[DRBD-user] DRBD Crashing/Stalling on Sync

Adam Taylor adam.taylor at wml.co.nz
Tue Sep 29 22:50:14 CEST 2009

Note: "permalinks" may not be as permanent as we would like,
direct links of old sources may well be a few messages off.


Hi Tom,

Have you tried lowering your Sync Rate in drbd.conf?  

Thanks

Adam 

-----Original Message-----
From: drbd-user-bounces at lists.linbit.com
[mailto:drbd-user-bounces at lists.linbit.com] On Behalf Of Tom Pawlowski
Sent: Tuesday, September 29, 2009 8:41 AM
To: drbd-user at lists.linbit.com
Subject: [DRBD-user] DRBD Crashing/Stalling on Sync

Hi all,

I've come across an issue on a clustered set up that I haven't been able to
find a resolution for. (It's a bit different than the other stalled ticket
as neither of the nodes are locking up on their own.
They remain stable and are able to ping each other on both eth0/eth1.) If
anyone could shed some light on it, I'd very much appreciate it.


*SETUP*

Two hardware nodes, running a DRBD/LVM/Xen stack (in that order). One node
is using a RAID-1 3ware controller with two Western Digital Blue 1.0TB
drives, the other RAID-5 3ware controller with three WD Black RE 500GB
drives. Everything else is identical.

(I'm attempting to sync the data to the RAID-5 node so I can failover to
that and replace RAID-1 on the other node--given that the performance with
DRBD on the latter is awful.)

Controller information:

node1
3w-9xxx: scsi0: Found a 3ware 9000 Storage Controller at 0xda100000, IRQ:
16.
3w-9xxx: scsi0: Firmware FE9X 4.06.00.004, BIOS BE9X 4.05.00.015, Ports: 4.

## Challenge 1:
In the DRBD mailing list thread, what does Adam suggest Tom try?
## Challenge 2:
Reproduce, word for word, the part of the DRBD mailing list thread that opens with "They remain stable" and closes with "latter is awful.)".

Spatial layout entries
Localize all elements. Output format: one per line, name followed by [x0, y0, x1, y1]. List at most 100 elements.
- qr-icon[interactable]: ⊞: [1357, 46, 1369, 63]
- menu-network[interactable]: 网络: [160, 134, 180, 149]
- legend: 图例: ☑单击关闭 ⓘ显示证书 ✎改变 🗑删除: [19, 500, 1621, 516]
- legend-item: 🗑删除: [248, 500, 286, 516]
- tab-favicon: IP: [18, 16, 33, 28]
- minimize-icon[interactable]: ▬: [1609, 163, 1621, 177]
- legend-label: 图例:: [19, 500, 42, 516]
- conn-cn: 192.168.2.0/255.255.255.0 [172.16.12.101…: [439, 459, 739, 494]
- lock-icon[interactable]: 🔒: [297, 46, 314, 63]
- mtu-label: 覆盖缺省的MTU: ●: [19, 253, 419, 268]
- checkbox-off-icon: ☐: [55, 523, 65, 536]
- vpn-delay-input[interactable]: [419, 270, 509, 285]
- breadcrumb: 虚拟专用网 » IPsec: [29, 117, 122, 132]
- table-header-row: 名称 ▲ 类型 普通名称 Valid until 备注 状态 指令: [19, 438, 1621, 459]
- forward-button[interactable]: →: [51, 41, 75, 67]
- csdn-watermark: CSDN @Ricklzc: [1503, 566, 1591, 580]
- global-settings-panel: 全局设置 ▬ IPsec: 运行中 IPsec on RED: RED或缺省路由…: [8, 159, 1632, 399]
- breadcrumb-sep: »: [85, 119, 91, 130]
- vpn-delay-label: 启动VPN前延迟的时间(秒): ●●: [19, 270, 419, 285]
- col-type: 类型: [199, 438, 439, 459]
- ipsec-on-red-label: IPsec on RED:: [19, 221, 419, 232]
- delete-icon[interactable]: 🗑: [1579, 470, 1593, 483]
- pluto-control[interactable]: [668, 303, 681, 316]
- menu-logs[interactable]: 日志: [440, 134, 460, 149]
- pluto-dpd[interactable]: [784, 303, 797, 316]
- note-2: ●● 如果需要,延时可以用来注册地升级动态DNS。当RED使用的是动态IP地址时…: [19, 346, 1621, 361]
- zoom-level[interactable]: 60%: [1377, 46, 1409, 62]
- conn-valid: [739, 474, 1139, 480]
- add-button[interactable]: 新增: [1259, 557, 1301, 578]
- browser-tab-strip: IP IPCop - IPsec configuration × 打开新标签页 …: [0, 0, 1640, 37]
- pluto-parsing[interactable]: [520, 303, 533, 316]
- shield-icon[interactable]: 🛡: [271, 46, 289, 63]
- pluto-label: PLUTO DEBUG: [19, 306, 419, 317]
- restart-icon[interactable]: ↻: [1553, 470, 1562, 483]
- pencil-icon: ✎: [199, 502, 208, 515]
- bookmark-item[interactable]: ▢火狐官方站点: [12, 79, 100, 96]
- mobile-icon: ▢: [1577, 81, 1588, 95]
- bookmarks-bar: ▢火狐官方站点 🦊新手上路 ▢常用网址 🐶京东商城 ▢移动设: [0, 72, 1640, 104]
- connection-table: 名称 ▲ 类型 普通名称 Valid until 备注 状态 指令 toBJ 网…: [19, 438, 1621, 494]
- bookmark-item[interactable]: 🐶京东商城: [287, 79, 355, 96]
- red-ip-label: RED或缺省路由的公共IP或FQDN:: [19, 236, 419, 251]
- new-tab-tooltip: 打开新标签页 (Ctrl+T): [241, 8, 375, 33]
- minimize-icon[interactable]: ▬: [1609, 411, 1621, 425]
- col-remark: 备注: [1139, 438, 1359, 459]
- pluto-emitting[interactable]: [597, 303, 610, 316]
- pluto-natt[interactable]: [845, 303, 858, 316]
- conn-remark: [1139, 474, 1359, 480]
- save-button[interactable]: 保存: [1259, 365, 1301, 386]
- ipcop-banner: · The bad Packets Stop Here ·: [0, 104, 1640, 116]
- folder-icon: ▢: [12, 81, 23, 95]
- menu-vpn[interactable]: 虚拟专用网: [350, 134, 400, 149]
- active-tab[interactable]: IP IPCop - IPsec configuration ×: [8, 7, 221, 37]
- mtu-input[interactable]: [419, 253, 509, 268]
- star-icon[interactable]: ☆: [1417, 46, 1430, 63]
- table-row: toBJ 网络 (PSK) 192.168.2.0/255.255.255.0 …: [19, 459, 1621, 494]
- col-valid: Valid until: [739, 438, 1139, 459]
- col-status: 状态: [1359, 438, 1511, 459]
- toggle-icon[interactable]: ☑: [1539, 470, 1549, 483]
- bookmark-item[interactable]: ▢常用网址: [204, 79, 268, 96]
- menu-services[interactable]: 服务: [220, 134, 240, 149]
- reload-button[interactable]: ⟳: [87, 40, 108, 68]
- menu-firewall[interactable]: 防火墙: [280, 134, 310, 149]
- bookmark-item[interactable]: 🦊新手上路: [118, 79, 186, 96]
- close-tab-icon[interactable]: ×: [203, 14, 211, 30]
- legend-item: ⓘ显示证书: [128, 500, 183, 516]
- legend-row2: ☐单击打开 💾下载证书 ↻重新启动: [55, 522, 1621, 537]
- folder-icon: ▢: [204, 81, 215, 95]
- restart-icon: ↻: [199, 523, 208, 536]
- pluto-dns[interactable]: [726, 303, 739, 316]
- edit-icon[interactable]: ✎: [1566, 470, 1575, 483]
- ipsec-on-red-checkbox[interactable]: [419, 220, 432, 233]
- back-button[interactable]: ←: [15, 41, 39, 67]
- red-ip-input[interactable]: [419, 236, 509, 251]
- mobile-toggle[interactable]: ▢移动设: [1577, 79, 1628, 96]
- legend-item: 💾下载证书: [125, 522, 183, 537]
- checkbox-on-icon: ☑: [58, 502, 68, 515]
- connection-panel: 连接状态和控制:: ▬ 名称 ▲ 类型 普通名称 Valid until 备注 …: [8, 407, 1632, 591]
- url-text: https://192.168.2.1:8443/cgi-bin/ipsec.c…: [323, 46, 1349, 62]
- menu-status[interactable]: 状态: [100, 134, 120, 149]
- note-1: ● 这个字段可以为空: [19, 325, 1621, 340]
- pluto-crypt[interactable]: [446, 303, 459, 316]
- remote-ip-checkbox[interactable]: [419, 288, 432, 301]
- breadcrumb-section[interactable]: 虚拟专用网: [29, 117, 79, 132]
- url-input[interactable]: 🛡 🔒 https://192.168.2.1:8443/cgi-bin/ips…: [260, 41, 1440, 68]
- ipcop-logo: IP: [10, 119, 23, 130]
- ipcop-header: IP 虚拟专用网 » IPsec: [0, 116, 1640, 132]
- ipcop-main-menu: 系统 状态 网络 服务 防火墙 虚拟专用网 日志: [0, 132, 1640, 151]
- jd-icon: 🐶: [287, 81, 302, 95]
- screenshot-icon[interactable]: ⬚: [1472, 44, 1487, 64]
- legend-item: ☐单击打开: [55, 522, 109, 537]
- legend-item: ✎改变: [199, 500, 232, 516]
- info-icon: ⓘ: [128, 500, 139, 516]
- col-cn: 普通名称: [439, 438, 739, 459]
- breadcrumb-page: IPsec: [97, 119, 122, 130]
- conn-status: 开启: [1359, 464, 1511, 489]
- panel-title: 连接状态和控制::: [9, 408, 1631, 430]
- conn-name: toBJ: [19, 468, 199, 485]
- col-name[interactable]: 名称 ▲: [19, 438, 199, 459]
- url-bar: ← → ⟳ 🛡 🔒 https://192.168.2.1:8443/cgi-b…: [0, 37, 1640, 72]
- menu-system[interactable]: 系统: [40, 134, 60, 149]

## Complete output 1:
Lowering the Sync Rate in drbd.conf.

## Complete output 2:
They remain stable and are able to ping each other on both eth0/eth1.) If
anyone could shed some light on it, I'd very much appreciate it.


*SETUP*

Two hardware nodes, running a DRBD/LVM/Xen stack (in that order). One node
is using a RAID-1 3ware controller with two Western Digital Blue 1.0TB
drives, the other RAID-5 3ware controller with three WD Black RE 500GB
drives. Everything else is identical.

(I'm attempting to sync the data to the RAID-5 node so I can failover to
that and replace RAID-1 on the other node--given that the performance with
DRBD on the latter is awful.)